-- Challenge --
Pull out every line with the word "数据链路层" from the entries below.

══════════════════════════════

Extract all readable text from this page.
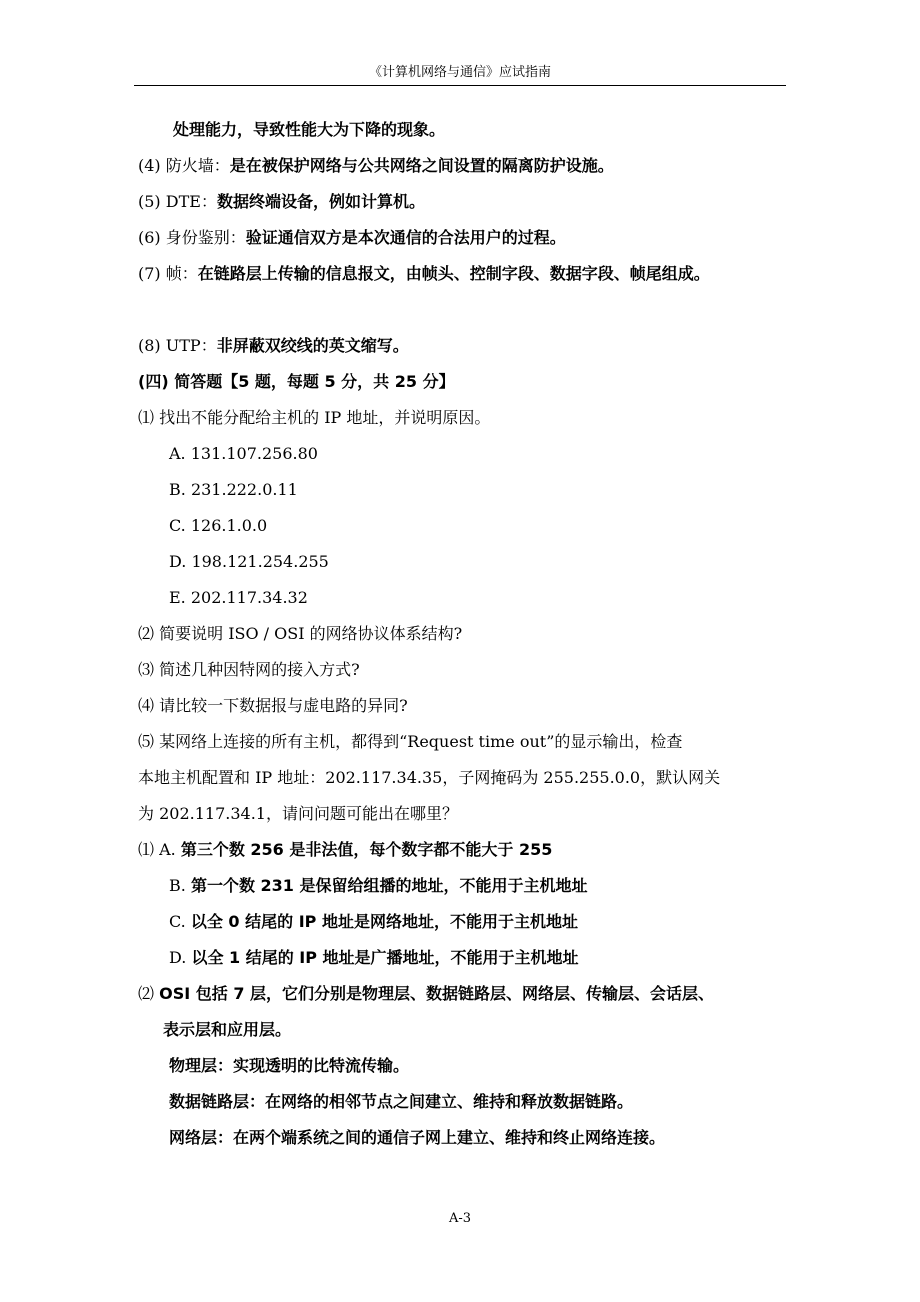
《计算机网络与通信》应试指南
处理能力，导致性能大为下降的现象。
(4) 防火墙：是在被保护网络与公共网络之间设置的隔离防护设施。
(5) DTE：数据终端设备，例如计算机。
(6) 身份鉴别：验证通信双方是本次通信的合法用户的过程。
(7) 帧：在链路层上传输的信息报文，由帧头、控制字段、数据字段、帧尾组成。
(8) UTP：非屏蔽双绞线的英文缩写。
(四) 简答题【5 题，每题 5 分，共 25 分】
⑴ 找出不能分配给主机的 IP 地址，并说明原因。
A. 131.107.256.80
B. 231.222.0.11
C. 126.1.0.0
D. 198.121.254.255
E. 202.117.34.32
⑵ 简要说明 ISO / OSI 的网络协议体系结构?
⑶ 简述几种因特网的接入方式?
⑷ 请比较一下数据报与虚电路的异同?
⑸ 某网络上连接的所有主机，都得到“Request time out”的显示输出，检查
本地主机配置和 IP 地址：202.117.34.35，子网掩码为 255.255.0.0，默认网关
为 202.117.34.1，请问问题可能出在哪里？
⑴ A. 第三个数 256 是非法值，每个数字都不能大于 255
B. 第一个数 231 是保留给组播的地址，不能用于主机地址
C. 以全 0 结尾的 IP 地址是网络地址，不能用于主机地址
D. 以全 1 结尾的 IP 地址是广播地址，不能用于主机地址
⑵ OSI 包括 7 层，它们分别是物理层、数据链路层、网络层、传输层、会话层、
表示层和应用层。
物理层：实现透明的比特流传输。
数据链路层：在网络的相邻节点之间建立、维持和释放数据链路。
网络层：在两个端系统之间的通信子网上建立、维持和终止网络连接。
A-3
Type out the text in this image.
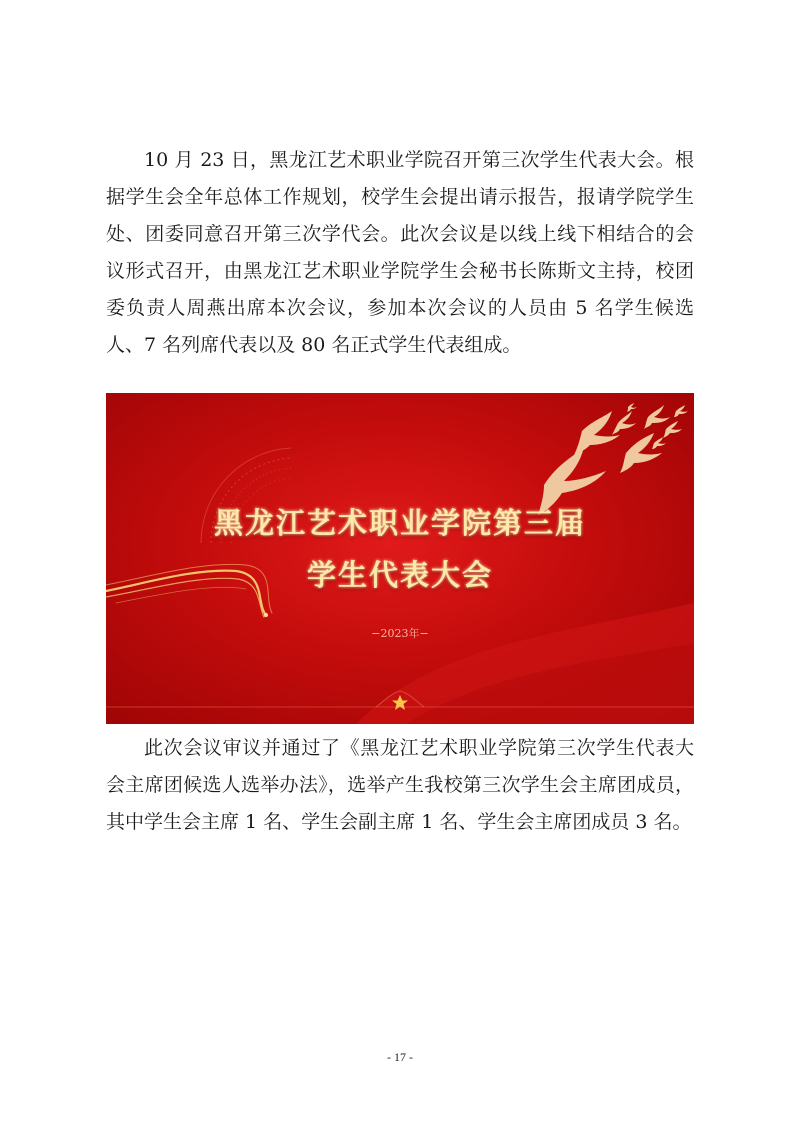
10 月 23 日，黑龙江艺术职业学院召开第三次学生代表大会。根据学生会全年总体工作规划，校学生会提出请示报告，报请学院学生处、团委同意召开第三次学代会。此次会议是以线上线下相结合的会议形式召开，由黑龙江艺术职业学院学生会秘书长陈斯文主持，校团委负责人周燕出席本次会议，参加本次会议的人员由 5 名学生候选人、7 名列席代表以及 80 名正式学生代表组成。

黑龙江艺术职业学院第三届
学生代表大会
−2023年−

此次会议审议并通过了《黑龙江艺术职业学院第三次学生代表大会主席团候选人选举办法》，选举产生我校第三次学生会主席团成员，其中学生会主席 1 名、学生会副主席 1 名、学生会主席团成员 3 名。

- 17 -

══════════════════════════════

-- Output of the exercise --
⑵ OSI 包括 7 层，它们分别是物理层、数据链路层、网络层、传输层、会话层、
数据链路层：在网络的相邻节点之间建立、维持和释放数据链路。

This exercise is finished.